(Saved entries)
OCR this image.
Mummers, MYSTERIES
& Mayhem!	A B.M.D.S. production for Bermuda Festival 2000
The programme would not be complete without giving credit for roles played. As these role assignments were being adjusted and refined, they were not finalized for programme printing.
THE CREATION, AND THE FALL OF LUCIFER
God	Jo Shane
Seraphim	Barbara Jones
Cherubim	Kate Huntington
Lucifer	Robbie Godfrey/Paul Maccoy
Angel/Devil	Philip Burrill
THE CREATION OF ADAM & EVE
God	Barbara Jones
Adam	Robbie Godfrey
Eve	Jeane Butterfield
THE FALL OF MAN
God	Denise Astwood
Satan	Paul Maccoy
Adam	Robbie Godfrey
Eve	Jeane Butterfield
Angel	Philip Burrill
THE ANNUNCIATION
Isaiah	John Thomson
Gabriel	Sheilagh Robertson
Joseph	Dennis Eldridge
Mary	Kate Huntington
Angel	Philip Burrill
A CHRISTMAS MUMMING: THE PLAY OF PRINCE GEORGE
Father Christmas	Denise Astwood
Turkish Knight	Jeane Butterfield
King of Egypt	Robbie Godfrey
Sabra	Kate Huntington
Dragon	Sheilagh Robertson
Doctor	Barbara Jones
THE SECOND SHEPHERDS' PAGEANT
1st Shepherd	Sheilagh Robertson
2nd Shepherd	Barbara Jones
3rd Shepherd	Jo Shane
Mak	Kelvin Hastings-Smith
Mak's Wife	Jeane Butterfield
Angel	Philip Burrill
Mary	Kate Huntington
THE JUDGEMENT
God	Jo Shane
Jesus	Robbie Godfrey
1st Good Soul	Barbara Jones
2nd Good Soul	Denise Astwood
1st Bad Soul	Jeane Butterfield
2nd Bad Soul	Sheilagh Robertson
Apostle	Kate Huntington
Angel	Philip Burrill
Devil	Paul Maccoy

■ Aim: Reproduce the records in full, exactly as written.

■ Exercise output:
OCR this image.
Mummers, MYSTERIES
& Mayhem!	A B.M.D.S. production for Bermuda Festival 2000
The programme would not be complete without giving credit for roles played. As these role assignments were being adjusted and refined, they were not finalized for programme printing.
THE CREATION, AND THE FALL OF LUCIFER
God	Jo Shane
Seraphim	Barbara Jones
Cherubim	Kate Huntington
Lucifer	Robbie Godfrey/Paul Maccoy
Angel/Devil	Philip Burrill
THE CREATION OF ADAM & EVE
God	Barbara Jones
Adam	Robbie Godfrey
Eve	Jeane Butterfield
THE FALL OF MAN
God	Denise Astwood
Satan	Paul Maccoy
Adam	Robbie Godfrey
Eve	Jeane Butterfield
Angel	Philip Burrill
THE ANNUNCIATION
Isaiah	John Thomson
Gabriel	Sheilagh Robertson
Joseph	Dennis Eldridge
Mary	Kate Huntington
Angel	Philip Burrill
A CHRISTMAS MUMMING: THE PLAY OF PRINCE GEORGE
Father Christmas	Denise Astwood
Turkish Knight	Jeane Butterfield
King of Egypt	Robbie Godfrey
Sabra	Kate Huntington
Dragon	Sheilagh Robertson
Doctor	Barbara Jones
THE SECOND SHEPHERDS' PAGEANT
1st Shepherd	Sheilagh Robertson
2nd Shepherd	Barbara Jones
3rd Shepherd	Jo Shane
Mak	Kelvin Hastings-Smith
Mak's Wife	Jeane Butterfield
Angel	Philip Burrill
Mary	Kate Huntington
THE JUDGEMENT
God	Jo Shane
Jesus	Robbie Godfrey
1st Good Soul	Barbara Jones
2nd Good Soul	Denise Astwood
1st Bad Soul	Jeane Butterfield
2nd Bad Soul	Sheilagh Robertson
Apostle	Kate Huntington
Angel	Philip Burrill
Devil	Paul Maccoy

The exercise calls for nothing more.